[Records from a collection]
+++

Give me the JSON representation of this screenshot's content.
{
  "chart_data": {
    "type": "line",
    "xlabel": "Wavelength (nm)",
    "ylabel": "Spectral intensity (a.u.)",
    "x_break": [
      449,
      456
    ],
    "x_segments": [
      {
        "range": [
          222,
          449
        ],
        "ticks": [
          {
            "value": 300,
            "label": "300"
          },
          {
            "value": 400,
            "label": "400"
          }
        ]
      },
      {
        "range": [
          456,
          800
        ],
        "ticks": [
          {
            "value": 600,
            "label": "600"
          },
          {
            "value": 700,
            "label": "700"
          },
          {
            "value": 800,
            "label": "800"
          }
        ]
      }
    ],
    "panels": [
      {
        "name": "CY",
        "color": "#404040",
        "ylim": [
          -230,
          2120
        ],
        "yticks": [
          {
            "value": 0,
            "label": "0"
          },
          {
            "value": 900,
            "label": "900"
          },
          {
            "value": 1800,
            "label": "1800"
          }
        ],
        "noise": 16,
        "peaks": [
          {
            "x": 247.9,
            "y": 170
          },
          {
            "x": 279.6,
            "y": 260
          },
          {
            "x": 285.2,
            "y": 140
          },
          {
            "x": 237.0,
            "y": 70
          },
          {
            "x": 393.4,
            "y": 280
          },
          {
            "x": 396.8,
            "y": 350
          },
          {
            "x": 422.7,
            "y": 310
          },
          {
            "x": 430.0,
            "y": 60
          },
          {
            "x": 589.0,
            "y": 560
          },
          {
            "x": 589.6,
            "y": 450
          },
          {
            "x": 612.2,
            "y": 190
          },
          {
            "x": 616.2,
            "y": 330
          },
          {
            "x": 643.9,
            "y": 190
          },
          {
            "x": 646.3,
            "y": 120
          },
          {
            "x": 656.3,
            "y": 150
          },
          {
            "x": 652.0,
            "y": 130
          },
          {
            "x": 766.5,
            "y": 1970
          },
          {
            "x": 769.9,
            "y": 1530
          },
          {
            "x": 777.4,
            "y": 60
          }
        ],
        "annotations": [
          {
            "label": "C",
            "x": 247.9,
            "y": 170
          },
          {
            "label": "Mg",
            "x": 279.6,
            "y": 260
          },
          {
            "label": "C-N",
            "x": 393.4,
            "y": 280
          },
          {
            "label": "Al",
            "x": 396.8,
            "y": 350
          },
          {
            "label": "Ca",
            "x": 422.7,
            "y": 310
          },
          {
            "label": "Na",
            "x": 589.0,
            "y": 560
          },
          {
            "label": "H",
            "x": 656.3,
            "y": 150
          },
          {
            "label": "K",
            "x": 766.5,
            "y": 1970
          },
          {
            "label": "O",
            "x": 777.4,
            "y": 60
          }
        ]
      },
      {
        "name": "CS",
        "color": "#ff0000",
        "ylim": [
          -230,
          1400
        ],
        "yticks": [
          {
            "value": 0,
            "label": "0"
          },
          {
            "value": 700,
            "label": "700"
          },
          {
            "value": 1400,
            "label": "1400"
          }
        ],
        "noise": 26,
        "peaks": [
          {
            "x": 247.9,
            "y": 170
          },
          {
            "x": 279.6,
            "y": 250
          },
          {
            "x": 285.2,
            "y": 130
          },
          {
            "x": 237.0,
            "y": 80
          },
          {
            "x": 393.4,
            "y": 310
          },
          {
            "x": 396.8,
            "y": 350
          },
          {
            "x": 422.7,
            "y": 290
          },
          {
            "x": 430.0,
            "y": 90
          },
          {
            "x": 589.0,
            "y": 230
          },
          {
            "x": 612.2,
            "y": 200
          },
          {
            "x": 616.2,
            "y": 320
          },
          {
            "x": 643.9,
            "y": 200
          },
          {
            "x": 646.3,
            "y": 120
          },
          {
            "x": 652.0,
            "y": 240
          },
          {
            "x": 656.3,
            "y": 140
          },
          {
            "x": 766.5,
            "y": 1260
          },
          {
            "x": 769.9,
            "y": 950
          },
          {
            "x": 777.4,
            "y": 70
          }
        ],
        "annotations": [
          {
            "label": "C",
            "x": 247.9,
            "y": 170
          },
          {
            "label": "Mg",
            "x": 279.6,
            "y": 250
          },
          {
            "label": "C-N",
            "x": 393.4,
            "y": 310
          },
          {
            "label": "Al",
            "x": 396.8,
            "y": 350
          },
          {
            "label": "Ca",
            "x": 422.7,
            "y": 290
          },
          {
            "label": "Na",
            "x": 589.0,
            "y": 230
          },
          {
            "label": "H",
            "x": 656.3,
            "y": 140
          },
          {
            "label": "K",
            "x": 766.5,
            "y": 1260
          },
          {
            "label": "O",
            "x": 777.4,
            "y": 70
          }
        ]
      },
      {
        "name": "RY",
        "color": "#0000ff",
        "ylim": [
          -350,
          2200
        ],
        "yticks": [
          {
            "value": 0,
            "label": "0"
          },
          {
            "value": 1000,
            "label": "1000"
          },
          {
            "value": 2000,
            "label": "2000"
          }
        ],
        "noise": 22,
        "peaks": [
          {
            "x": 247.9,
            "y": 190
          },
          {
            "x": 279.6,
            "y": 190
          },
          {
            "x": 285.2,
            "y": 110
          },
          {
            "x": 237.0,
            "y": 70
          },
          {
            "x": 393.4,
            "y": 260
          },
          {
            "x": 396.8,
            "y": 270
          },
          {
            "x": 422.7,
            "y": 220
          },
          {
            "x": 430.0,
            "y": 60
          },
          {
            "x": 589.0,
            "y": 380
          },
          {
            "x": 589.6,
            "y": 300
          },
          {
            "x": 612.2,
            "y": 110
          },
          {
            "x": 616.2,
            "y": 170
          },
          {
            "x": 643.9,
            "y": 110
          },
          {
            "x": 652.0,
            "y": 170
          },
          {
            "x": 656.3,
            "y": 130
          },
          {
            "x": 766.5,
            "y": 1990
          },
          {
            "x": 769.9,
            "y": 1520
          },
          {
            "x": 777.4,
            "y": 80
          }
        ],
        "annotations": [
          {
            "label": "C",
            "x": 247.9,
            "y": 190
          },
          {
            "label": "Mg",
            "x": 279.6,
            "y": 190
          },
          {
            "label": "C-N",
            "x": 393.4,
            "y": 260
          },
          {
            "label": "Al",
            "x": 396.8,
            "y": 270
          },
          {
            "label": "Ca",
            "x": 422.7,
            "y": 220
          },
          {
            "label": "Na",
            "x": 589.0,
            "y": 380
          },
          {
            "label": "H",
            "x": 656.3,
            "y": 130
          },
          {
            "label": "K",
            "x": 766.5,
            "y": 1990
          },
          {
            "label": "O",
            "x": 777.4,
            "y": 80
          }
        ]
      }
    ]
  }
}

+++

Copy all the lines, exactly.

Give me the JSON representation of this screenshot's content.
{
  "chart_data": {
    "type": "line",
    "xlabel": "Wavelength (nm)",
    "ylabel": "Spectral intensity (a.u.)",
    "x_break": [
      449,
      456
    ],
    "x_segments": [
      {
        "range": [
          222,
          449
        ],
        "ticks": [
          {
            "value": 300,
            "label": "300"
          },
          {
            "value": 400,
            "label": "400"
          }
        ]
      },
      {
        "range": [
          456,
          800
        ],
        "ticks": [
          {
            "value": 600,
            "label": "600"
          },
          {
            "value": 700,
            "label": "700"
          },
          {
            "value": 800,
            "label": "800"
          }
        ]
      }
    ],
    "panels": [
      {
        "name": "CY",
        "color": "#404040",
        "ylim": [
          -230,
          2120
        ],
        "yticks": [
          {
            "value": 0,
            "label": "0"
          },
          {
            "value": 900,
            "label": "900"
          },
          {
            "value": 1800,
            "label": "1800"
          }
        ],
        "noise": 16,
        "peaks": [
          {
            "x": 247.9,
            "y": 170
          },
          {
            "x": 279.6,
            "y": 260
          },
          {
            "x": 285.2,
            "y": 140
          },
          {
            "x": 237.0,
            "y": 70
          },
          {
            "x": 393.4,
            "y": 280
          },
          {
            "x": 396.8,
            "y": 350
          },
          {
            "x": 422.7,
            "y": 310
          },
          {
            "x": 430.0,
            "y": 60
          },
          {
            "x": 589.0,
            "y": 560
          },
          {
            "x": 589.6,
            "y": 450
          },
          {
            "x": 612.2,
            "y": 190
          },
          {
            "x": 616.2,
            "y": 330
          },
          {
            "x": 643.9,
            "y": 190
          },
          {
            "x": 646.3,
            "y": 120
          },
          {
            "x": 656.3,
            "y": 150
          },
          {
            "x": 652.0,
            "y": 130
          },
          {
            "x": 766.5,
            "y": 1970
          },
          {
            "x": 769.9,
            "y": 1530
          },
          {
            "x": 777.4,
            "y": 60
          }
        ],
        "annotations": [
          {
            "label": "C",
            "x": 247.9,
            "y": 170
          },
          {
            "label": "Mg",
            "x": 279.6,
            "y": 260
          },
          {
            "label": "C-N",
            "x": 393.4,
            "y": 280
          },
          {
            "label": "Al",
            "x": 396.8,
            "y": 350
          },
          {
            "label": "Ca",
            "x": 422.7,
            "y": 310
          },
          {
            "label": "Na",
            "x": 589.0,
            "y": 560
          },
          {
            "label": "H",
            "x": 656.3,
            "y": 150
          },
          {
            "label": "K",
            "x": 766.5,
            "y": 1970
          },
          {
            "label": "O",
            "x": 777.4,
            "y": 60
          }
        ]
      },
      {
        "name": "CS",
        "color": "#ff0000",
        "ylim": [
          -230,
          1400
        ],
        "yticks": [
          {
            "value": 0,
            "label": "0"
          },
          {
            "value": 700,
            "label": "700"
          },
          {
            "value": 1400,
            "label": "1400"
          }
        ],
        "noise": 26,
        "peaks": [
          {
            "x": 247.9,
            "y": 170
          },
          {
            "x": 279.6,
            "y": 250
          },
          {
            "x": 285.2,
            "y": 130
          },
          {
            "x": 237.0,
            "y": 80
          },
          {
            "x": 393.4,
            "y": 310
          },
          {
            "x": 396.8,
            "y": 350
          },
          {
            "x": 422.7,
            "y": 290
          },
          {
            "x": 430.0,
            "y": 90
          },
          {
            "x": 589.0,
            "y": 230
          },
          {
            "x": 612.2,
            "y": 200
          },
          {
            "x": 616.2,
            "y": 320
          },
          {
            "x": 643.9,
            "y": 200
          },
          {
            "x": 646.3,
            "y": 120
          },
          {
            "x": 652.0,
            "y": 240
          },
          {
            "x": 656.3,
            "y": 140
          },
          {
            "x": 766.5,
            "y": 1260
          },
          {
            "x": 769.9,
            "y": 950
          },
          {
            "x": 777.4,
            "y": 70
          }
        ],
        "annotations": [
          {
            "label": "C",
            "x": 247.9,
            "y": 170
          },
          {
            "label": "Mg",
            "x": 279.6,
            "y": 250
          },
          {
            "label": "C-N",
            "x": 393.4,
            "y": 310
          },
          {
            "label": "Al",
            "x": 396.8,
            "y": 350
          },
          {
            "label": "Ca",
            "x": 422.7,
            "y": 290
          },
          {
            "label": "Na",
            "x": 589.0,
            "y": 230
          },
          {
            "label": "H",
            "x": 656.3,
            "y": 140
          },
          {
            "label": "K",
            "x": 766.5,
            "y": 1260
          },
          {
            "label": "O",
            "x": 777.4,
            "y": 70
          }
        ]
      },
      {
        "name": "RY",
        "color": "#0000ff",
        "ylim": [
          -350,
          2200
        ],
        "yticks": [
          {
            "value": 0,
            "label": "0"
          },
          {
            "value": 1000,
            "label": "1000"
          },
          {
            "value": 2000,
            "label": "2000"
          }
        ],
        "noise": 22,
        "peaks": [
          {
            "x": 247.9,
            "y": 190
          },
          {
            "x": 279.6,
            "y": 190
          },
          {
            "x": 285.2,
            "y": 110
          },
          {
            "x": 237.0,
            "y": 70
          },
          {
            "x": 393.4,
            "y": 260
          },
          {
            "x": 396.8,
            "y": 270
          },
          {
            "x": 422.7,
            "y": 220
          },
          {
            "x": 430.0,
            "y": 60
          },
          {
            "x": 589.0,
            "y": 380
          },
          {
            "x": 589.6,
            "y": 300
          },
          {
            "x": 612.2,
            "y": 110
          },
          {
            "x": 616.2,
            "y": 170
          },
          {
            "x": 643.9,
            "y": 110
          },
          {
            "x": 652.0,
            "y": 170
          },
          {
            "x": 656.3,
            "y": 130
          },
          {
            "x": 766.5,
            "y": 1990
          },
          {
            "x": 769.9,
            "y": 1520
          },
          {
            "x": 777.4,
            "y": 80
          }
        ],
        "annotations": [
          {
            "label": "C",
            "x": 247.9,
            "y": 190
          },
          {
            "label": "Mg",
            "x": 279.6,
            "y": 190
          },
          {
            "label": "C-N",
            "x": 393.4,
            "y": 260
          },
          {
            "label": "Al",
            "x": 396.8,
            "y": 270
          },
          {
            "label": "Ca",
            "x": 422.7,
            "y": 220
          },
          {
            "label": "Na",
            "x": 589.0,
            "y": 380
          },
          {
            "label": "H",
            "x": 656.3,
            "y": 130
          },
          {
            "label": "K",
            "x": 766.5,
            "y": 1990
          },
          {
            "label": "O",
            "x": 777.4,
            "y": 80
          }
        ]
      }
    ]
  }
}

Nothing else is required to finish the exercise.